◆ WRITTEN TASK: Within the material below, find each line bearing the word "name" and present it.

==== INPUT RECORDS ====

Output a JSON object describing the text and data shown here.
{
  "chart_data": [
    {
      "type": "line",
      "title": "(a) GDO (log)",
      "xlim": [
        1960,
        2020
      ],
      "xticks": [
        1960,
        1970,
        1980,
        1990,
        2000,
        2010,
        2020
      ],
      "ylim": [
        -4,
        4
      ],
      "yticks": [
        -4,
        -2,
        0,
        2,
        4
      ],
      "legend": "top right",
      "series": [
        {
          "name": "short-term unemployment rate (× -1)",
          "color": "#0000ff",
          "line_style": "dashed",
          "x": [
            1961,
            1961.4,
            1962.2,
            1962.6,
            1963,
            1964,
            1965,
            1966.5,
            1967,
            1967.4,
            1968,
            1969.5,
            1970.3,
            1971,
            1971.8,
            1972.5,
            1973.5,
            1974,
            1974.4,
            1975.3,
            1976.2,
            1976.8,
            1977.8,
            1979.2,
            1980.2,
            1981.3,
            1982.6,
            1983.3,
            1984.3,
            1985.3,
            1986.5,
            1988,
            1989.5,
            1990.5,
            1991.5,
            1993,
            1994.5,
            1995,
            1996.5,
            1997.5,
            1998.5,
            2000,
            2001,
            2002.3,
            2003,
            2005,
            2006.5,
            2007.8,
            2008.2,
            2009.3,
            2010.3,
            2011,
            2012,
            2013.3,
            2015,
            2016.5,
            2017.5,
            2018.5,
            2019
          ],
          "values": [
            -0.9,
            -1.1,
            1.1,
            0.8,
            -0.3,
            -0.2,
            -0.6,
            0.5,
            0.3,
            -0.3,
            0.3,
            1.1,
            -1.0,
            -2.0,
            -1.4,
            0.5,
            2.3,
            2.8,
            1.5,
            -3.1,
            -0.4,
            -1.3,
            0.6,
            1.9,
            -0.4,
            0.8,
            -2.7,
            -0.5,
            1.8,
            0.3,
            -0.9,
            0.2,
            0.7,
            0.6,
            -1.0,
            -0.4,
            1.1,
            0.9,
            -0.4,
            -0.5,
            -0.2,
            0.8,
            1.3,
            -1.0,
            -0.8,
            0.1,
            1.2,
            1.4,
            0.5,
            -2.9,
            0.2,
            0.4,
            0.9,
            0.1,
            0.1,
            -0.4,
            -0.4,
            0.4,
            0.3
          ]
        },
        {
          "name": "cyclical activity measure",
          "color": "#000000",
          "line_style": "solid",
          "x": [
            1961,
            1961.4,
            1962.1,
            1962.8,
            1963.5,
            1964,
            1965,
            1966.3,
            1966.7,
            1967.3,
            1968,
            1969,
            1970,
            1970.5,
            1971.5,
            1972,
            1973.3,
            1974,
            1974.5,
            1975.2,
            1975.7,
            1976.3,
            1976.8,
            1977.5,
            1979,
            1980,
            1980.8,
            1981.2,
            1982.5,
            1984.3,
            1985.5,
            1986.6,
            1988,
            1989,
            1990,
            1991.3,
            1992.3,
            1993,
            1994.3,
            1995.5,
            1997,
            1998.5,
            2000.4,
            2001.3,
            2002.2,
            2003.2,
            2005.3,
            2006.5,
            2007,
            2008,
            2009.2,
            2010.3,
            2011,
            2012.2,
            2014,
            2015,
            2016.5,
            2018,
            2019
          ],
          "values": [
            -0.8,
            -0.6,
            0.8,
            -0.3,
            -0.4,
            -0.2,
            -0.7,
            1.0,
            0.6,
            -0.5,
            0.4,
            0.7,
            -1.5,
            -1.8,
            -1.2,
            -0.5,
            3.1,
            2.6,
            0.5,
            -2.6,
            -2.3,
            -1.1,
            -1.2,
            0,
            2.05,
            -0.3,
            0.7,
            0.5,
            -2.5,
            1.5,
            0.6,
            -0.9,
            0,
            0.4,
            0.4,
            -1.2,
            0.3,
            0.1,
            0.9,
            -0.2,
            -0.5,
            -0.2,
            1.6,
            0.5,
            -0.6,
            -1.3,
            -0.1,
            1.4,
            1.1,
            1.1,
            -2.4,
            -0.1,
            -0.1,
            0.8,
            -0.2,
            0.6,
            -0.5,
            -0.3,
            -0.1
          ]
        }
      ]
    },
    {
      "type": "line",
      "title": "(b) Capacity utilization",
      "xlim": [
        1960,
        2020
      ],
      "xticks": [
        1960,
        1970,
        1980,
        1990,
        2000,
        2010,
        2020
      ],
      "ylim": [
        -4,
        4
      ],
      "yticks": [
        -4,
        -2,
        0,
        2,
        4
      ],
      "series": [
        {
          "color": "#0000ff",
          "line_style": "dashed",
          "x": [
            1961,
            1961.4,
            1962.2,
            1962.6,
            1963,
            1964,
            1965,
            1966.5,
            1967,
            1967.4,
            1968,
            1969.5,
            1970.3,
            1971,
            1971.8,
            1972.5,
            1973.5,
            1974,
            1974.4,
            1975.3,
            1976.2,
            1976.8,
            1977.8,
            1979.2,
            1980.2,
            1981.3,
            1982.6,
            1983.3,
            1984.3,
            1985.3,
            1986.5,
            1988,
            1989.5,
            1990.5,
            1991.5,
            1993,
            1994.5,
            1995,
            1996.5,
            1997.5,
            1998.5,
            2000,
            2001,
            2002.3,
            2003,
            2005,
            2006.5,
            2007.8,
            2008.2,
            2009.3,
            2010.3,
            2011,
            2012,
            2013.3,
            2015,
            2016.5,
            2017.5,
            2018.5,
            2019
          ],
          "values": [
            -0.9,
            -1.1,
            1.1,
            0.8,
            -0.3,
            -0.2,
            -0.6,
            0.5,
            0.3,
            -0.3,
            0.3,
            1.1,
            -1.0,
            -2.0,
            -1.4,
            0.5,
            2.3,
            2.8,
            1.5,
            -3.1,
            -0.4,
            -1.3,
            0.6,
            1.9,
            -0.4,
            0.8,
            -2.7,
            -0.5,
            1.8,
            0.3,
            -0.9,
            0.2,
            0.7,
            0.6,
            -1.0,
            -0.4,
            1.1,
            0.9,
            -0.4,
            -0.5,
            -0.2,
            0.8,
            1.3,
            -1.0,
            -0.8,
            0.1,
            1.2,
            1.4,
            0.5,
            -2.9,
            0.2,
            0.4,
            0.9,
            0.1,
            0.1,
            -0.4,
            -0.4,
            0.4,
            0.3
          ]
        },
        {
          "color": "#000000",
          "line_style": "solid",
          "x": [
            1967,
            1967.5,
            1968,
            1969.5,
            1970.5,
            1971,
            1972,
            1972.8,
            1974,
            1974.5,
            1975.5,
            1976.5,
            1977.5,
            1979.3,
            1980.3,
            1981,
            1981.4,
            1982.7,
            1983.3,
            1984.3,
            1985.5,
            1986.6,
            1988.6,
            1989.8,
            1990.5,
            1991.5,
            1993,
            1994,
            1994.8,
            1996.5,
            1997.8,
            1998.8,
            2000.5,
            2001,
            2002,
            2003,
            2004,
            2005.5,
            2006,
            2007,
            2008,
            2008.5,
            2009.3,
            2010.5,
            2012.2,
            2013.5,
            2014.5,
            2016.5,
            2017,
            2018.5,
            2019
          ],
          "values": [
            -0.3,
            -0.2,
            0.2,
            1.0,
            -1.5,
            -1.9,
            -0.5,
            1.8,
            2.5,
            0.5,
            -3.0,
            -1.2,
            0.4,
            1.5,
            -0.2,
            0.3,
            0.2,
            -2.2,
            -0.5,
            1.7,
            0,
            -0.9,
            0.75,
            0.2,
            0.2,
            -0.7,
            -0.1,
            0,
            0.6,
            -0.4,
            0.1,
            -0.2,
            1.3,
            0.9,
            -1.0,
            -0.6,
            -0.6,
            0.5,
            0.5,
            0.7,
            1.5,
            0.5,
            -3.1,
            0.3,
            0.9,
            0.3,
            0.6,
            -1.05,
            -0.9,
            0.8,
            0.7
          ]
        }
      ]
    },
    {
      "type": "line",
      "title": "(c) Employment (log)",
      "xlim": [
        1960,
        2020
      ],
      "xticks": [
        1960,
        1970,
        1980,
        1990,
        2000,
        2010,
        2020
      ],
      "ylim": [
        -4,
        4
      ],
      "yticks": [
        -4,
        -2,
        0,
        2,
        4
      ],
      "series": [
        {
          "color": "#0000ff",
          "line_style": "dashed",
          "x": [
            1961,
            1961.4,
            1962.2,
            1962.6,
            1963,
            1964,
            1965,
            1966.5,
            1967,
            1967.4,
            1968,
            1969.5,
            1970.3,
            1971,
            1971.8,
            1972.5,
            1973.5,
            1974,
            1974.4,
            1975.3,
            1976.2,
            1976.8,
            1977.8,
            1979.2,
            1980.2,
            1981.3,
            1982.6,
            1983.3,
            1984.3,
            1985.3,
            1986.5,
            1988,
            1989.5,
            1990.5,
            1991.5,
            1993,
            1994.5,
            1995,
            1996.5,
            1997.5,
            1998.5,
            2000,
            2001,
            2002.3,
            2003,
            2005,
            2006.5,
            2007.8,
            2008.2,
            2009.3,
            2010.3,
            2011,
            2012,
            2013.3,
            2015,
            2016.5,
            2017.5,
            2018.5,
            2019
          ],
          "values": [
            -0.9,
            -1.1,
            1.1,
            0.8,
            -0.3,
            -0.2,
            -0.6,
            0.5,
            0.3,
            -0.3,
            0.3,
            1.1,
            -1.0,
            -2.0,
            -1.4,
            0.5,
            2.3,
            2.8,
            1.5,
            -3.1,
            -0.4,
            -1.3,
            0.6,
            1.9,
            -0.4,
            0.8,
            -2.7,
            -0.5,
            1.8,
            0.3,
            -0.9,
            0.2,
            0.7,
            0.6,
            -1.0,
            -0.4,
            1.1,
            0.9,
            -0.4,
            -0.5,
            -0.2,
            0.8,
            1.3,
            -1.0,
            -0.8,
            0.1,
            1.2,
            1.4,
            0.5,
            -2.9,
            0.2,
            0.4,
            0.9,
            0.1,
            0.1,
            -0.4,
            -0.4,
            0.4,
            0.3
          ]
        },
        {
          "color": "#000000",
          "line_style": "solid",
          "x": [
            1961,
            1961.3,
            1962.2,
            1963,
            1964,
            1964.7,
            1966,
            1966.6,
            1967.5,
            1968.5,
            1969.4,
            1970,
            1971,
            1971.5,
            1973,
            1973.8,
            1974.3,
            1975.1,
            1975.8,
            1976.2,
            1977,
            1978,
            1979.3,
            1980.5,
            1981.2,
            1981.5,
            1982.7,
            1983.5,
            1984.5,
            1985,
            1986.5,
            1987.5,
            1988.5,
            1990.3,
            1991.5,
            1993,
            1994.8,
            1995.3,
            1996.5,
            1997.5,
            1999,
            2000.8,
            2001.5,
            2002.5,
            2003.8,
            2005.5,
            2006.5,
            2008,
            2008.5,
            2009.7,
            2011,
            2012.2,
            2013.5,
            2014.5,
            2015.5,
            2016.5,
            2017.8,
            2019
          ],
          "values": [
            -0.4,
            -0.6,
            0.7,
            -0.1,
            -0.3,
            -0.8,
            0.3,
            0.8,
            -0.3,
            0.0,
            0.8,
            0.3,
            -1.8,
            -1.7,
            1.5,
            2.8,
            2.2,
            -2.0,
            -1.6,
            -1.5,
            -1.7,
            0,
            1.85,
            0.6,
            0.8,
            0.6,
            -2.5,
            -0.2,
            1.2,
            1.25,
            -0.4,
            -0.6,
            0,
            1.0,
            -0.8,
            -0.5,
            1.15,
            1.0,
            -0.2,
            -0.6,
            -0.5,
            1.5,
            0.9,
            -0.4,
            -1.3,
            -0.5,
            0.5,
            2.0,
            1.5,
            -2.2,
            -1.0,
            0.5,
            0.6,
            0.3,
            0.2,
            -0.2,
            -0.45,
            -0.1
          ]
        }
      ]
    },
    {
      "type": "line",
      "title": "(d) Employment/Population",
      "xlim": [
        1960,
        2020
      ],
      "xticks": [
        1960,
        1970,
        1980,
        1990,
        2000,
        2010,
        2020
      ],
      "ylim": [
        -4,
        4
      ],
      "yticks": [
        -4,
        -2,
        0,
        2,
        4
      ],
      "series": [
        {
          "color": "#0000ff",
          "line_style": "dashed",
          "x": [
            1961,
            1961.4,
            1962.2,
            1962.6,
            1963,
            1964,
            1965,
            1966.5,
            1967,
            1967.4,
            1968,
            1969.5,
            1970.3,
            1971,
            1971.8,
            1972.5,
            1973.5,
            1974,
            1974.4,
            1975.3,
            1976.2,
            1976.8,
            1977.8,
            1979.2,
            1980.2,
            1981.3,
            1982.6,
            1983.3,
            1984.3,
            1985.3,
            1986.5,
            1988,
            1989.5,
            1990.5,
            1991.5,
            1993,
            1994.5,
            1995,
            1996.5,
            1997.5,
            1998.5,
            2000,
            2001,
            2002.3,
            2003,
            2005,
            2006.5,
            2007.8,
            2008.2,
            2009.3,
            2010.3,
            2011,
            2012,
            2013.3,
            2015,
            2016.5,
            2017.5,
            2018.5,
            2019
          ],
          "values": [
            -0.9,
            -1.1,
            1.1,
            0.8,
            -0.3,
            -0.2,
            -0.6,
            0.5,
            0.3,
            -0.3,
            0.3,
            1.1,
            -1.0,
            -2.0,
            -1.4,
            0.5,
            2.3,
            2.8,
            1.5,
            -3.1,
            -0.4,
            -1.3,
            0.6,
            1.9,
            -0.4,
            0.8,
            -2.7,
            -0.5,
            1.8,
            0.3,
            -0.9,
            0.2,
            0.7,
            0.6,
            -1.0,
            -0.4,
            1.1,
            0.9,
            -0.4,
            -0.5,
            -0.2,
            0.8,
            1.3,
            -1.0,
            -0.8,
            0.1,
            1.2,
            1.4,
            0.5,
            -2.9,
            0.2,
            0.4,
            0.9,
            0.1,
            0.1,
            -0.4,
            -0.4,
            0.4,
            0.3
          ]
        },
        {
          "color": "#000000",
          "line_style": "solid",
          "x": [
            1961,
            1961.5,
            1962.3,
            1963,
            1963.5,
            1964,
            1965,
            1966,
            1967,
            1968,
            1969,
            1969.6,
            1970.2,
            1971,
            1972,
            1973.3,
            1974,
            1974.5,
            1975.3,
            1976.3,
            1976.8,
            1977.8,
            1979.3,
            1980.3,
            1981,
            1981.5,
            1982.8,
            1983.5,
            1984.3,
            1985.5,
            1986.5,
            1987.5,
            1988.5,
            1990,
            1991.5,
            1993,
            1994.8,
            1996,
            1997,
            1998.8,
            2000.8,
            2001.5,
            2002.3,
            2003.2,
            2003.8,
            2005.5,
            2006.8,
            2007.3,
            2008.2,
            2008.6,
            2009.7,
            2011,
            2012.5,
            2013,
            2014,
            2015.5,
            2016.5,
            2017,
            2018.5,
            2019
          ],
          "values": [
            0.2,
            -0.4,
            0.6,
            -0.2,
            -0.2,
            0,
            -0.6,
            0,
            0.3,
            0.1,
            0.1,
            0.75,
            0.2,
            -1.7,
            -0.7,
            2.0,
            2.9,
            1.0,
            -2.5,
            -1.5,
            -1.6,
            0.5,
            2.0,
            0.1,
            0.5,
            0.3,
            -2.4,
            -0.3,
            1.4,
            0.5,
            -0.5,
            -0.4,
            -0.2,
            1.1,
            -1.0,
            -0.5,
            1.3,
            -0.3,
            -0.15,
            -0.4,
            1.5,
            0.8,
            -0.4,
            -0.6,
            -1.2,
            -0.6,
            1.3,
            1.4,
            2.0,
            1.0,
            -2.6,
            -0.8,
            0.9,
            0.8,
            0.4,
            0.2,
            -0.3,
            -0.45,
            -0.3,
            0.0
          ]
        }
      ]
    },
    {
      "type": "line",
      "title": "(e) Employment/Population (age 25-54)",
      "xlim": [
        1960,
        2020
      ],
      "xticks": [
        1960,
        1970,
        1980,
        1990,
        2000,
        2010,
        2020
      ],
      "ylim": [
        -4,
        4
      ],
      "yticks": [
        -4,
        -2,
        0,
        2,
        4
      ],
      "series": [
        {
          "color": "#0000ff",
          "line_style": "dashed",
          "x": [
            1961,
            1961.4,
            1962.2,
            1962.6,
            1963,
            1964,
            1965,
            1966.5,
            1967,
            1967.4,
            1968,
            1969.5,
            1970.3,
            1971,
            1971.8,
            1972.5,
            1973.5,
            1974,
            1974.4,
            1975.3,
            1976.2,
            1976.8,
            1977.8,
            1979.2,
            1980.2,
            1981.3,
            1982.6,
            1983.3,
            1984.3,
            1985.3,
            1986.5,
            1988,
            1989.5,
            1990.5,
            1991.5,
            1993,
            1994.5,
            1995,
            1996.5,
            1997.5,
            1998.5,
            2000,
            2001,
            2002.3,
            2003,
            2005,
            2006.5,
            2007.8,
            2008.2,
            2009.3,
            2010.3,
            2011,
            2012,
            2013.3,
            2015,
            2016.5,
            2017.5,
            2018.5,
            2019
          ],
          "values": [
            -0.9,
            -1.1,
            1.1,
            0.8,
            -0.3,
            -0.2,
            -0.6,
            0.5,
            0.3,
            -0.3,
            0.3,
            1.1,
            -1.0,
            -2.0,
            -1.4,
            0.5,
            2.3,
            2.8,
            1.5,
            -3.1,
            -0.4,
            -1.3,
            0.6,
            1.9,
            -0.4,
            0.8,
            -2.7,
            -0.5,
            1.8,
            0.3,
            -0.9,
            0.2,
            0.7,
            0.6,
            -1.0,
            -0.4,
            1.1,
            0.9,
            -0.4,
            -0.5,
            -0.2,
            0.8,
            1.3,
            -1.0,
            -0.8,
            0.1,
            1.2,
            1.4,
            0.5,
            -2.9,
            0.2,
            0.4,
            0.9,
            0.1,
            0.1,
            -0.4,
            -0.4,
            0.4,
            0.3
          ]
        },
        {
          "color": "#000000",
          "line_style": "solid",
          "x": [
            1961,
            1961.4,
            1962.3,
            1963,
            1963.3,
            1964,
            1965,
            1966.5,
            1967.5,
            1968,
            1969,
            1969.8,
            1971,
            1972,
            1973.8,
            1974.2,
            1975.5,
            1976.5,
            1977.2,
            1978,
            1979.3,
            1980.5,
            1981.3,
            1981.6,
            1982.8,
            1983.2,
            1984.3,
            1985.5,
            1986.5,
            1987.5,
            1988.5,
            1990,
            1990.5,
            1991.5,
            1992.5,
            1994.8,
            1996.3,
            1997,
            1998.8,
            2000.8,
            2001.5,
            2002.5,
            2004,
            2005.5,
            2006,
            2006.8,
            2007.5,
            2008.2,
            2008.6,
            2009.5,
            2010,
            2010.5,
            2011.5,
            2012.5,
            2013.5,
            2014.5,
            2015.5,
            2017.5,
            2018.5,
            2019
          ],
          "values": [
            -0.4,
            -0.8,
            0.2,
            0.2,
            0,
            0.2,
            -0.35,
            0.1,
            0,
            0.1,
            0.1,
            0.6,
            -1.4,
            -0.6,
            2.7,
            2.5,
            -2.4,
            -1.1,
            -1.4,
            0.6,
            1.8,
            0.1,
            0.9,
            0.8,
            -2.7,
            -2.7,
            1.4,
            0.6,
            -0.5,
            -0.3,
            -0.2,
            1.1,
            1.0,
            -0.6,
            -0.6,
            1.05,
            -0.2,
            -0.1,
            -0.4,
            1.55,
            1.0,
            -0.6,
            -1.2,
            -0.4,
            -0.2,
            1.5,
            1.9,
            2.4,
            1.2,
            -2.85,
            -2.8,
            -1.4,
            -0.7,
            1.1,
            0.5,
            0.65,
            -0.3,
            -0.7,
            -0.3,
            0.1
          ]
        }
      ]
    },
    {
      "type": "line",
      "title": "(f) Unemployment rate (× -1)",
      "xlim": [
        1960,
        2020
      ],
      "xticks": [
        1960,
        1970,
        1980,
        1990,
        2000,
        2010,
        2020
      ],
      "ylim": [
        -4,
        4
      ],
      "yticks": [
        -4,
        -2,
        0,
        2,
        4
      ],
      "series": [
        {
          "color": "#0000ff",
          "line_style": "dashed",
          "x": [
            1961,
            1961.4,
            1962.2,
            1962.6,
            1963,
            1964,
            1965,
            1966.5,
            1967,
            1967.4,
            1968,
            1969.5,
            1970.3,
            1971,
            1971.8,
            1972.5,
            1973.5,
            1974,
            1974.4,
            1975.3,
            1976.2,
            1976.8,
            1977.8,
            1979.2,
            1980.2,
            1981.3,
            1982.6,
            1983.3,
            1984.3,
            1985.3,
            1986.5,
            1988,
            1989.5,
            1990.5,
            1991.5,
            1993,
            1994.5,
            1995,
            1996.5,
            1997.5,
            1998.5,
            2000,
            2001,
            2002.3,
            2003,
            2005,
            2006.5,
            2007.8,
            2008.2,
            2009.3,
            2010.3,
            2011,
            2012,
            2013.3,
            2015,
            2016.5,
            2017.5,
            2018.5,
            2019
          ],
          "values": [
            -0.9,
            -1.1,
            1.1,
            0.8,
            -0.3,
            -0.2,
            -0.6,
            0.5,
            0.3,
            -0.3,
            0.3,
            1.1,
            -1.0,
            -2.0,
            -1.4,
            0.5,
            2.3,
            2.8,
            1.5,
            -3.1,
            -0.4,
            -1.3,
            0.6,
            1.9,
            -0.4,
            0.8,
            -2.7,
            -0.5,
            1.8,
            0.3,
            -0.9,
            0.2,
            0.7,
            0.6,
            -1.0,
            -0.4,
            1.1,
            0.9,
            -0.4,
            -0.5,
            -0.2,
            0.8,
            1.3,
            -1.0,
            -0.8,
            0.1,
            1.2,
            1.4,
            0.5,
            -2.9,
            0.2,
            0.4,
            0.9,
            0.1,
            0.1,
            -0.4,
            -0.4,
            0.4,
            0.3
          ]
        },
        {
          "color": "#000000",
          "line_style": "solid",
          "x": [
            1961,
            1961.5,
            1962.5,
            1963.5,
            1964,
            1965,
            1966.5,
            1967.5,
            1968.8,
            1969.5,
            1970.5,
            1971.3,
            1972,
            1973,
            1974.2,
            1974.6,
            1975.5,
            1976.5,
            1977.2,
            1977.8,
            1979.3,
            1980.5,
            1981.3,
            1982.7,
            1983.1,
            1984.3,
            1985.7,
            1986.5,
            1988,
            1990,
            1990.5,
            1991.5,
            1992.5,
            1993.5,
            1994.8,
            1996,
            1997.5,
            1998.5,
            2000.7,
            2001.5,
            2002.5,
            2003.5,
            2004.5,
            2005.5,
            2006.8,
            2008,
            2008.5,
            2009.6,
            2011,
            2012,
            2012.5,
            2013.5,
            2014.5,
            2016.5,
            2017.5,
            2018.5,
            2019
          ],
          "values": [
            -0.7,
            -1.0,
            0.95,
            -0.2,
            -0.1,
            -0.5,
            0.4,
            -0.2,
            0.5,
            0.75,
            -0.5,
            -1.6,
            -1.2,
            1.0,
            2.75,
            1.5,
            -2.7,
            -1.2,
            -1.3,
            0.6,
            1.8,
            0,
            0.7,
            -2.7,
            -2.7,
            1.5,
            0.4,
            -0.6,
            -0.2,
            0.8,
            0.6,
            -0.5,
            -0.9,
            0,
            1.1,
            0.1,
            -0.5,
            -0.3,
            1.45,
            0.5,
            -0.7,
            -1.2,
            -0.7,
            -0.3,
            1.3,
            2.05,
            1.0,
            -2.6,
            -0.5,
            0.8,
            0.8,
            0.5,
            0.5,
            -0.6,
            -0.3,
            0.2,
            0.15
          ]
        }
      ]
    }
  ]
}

====

◆ EXPECTED ANSWER:
          "name": "short-term unemployment rate (× -1)",
          "name": "cyclical activity measure",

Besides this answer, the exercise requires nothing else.